Rows from a figure dataset
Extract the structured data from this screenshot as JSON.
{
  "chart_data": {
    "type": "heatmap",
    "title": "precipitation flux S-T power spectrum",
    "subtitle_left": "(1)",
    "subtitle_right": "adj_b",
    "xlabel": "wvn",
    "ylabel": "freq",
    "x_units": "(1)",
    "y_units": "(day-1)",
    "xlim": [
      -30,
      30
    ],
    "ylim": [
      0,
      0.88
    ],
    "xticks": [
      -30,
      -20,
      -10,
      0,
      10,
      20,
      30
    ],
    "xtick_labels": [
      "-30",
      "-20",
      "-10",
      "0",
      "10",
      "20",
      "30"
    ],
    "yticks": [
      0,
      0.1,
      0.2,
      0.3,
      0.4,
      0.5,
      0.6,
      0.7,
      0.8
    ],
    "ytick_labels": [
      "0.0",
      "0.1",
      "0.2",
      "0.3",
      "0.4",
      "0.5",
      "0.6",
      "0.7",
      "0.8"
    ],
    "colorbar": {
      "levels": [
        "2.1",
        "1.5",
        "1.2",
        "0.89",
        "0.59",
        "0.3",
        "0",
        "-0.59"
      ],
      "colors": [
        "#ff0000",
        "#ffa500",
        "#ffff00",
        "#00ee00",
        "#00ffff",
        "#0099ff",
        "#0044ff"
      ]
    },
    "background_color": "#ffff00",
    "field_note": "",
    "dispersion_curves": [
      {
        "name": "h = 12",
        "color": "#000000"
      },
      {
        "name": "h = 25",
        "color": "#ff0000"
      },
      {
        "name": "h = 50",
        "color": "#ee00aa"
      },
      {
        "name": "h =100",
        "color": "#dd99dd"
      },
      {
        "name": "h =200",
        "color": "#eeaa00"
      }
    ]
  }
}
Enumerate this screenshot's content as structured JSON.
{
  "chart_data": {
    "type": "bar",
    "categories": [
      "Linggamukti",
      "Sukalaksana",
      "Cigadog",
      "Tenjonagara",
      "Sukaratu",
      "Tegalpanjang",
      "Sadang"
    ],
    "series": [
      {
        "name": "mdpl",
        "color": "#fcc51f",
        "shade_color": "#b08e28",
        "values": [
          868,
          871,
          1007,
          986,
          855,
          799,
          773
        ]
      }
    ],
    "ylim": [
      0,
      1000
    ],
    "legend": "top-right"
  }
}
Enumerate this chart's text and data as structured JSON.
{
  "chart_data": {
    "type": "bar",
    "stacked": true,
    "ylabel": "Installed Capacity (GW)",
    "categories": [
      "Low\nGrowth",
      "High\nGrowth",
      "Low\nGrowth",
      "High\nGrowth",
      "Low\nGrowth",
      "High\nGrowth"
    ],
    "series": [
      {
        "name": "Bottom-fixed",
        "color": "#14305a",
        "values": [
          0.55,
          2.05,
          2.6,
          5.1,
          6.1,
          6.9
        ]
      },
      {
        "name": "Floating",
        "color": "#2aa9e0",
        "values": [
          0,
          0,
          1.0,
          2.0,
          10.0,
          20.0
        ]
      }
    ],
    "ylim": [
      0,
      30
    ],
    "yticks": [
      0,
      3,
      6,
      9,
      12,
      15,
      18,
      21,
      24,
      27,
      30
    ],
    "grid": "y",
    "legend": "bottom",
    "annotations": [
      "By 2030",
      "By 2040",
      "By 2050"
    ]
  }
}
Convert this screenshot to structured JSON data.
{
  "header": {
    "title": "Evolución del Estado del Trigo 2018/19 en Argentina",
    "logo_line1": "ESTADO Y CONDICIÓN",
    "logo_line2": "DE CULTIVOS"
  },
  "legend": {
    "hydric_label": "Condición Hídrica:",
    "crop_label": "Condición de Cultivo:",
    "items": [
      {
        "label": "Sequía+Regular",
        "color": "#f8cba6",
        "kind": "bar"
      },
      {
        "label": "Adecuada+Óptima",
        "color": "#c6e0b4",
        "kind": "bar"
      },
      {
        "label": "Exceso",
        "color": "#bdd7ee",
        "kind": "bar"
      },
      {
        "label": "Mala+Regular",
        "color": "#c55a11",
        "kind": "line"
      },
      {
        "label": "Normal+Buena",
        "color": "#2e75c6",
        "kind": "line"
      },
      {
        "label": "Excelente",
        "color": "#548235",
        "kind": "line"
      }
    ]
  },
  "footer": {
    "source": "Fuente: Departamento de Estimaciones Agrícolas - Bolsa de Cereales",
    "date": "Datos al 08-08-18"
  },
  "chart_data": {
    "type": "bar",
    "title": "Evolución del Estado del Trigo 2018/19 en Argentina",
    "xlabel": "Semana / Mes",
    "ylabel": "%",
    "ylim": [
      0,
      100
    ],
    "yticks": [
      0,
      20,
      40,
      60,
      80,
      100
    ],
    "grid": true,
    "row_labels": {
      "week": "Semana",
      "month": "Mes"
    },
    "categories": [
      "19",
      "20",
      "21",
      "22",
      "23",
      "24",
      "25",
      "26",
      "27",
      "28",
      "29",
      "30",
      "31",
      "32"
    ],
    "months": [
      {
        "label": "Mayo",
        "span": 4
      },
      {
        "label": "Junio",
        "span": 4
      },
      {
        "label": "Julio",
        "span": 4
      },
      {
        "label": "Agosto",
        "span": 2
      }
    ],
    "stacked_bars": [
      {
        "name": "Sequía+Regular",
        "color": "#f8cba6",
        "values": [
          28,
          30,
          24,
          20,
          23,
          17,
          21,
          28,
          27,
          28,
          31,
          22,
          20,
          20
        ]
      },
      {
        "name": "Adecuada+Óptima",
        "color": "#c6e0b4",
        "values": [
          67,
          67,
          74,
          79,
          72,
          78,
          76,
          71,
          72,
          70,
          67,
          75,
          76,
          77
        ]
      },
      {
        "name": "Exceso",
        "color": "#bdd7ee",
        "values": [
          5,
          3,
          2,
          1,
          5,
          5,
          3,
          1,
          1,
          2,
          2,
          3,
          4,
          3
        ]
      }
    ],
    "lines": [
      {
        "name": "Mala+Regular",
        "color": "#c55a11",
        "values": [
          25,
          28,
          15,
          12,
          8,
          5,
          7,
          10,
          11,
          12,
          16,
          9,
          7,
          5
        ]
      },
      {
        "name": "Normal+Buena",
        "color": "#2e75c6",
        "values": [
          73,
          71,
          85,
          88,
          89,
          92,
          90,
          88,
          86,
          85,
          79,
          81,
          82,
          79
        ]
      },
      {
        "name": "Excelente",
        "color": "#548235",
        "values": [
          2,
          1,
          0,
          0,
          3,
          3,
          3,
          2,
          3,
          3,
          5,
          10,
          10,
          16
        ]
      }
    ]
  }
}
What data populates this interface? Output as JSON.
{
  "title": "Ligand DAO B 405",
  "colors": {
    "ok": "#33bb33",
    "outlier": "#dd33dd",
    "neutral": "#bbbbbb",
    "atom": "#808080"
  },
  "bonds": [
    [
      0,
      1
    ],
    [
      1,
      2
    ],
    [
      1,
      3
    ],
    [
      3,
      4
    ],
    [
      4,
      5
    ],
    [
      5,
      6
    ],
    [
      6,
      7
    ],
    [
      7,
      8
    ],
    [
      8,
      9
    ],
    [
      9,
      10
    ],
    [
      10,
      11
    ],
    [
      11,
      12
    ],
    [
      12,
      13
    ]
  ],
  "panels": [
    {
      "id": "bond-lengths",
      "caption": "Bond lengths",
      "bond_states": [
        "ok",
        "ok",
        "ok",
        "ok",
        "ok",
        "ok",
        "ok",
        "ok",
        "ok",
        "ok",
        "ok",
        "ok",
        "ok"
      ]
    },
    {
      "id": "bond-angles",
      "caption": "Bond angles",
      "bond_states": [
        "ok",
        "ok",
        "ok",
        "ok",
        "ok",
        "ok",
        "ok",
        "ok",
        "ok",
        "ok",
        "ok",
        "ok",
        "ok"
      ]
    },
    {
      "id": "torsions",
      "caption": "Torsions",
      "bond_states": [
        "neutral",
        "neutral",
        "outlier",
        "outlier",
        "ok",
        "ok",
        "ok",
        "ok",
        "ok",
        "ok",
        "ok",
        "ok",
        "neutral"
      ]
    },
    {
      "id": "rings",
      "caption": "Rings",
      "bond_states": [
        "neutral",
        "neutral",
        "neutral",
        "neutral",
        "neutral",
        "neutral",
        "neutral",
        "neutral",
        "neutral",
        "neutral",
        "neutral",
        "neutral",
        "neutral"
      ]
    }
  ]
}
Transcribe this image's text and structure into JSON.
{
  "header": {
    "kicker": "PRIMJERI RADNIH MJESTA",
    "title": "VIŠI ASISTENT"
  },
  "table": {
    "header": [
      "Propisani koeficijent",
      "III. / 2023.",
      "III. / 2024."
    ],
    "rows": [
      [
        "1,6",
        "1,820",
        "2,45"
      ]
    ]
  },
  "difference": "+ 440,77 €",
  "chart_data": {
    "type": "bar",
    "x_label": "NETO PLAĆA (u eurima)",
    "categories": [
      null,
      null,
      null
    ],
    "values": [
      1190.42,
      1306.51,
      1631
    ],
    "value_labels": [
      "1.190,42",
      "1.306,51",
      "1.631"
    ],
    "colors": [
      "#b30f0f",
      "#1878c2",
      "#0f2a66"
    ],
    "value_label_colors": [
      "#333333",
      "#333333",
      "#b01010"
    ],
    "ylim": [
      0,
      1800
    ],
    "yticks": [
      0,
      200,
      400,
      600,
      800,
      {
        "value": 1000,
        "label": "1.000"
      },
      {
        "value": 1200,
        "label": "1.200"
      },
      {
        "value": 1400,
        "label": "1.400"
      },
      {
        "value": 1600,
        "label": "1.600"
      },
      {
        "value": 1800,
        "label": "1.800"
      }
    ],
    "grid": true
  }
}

- [WORK TO COMPLETE]: Copy every line of the records above that contains "legend".

- [OUTPUT OF THE TASK]:
    "legend": "top-right"
    "legend": "bottom",
  "legend": {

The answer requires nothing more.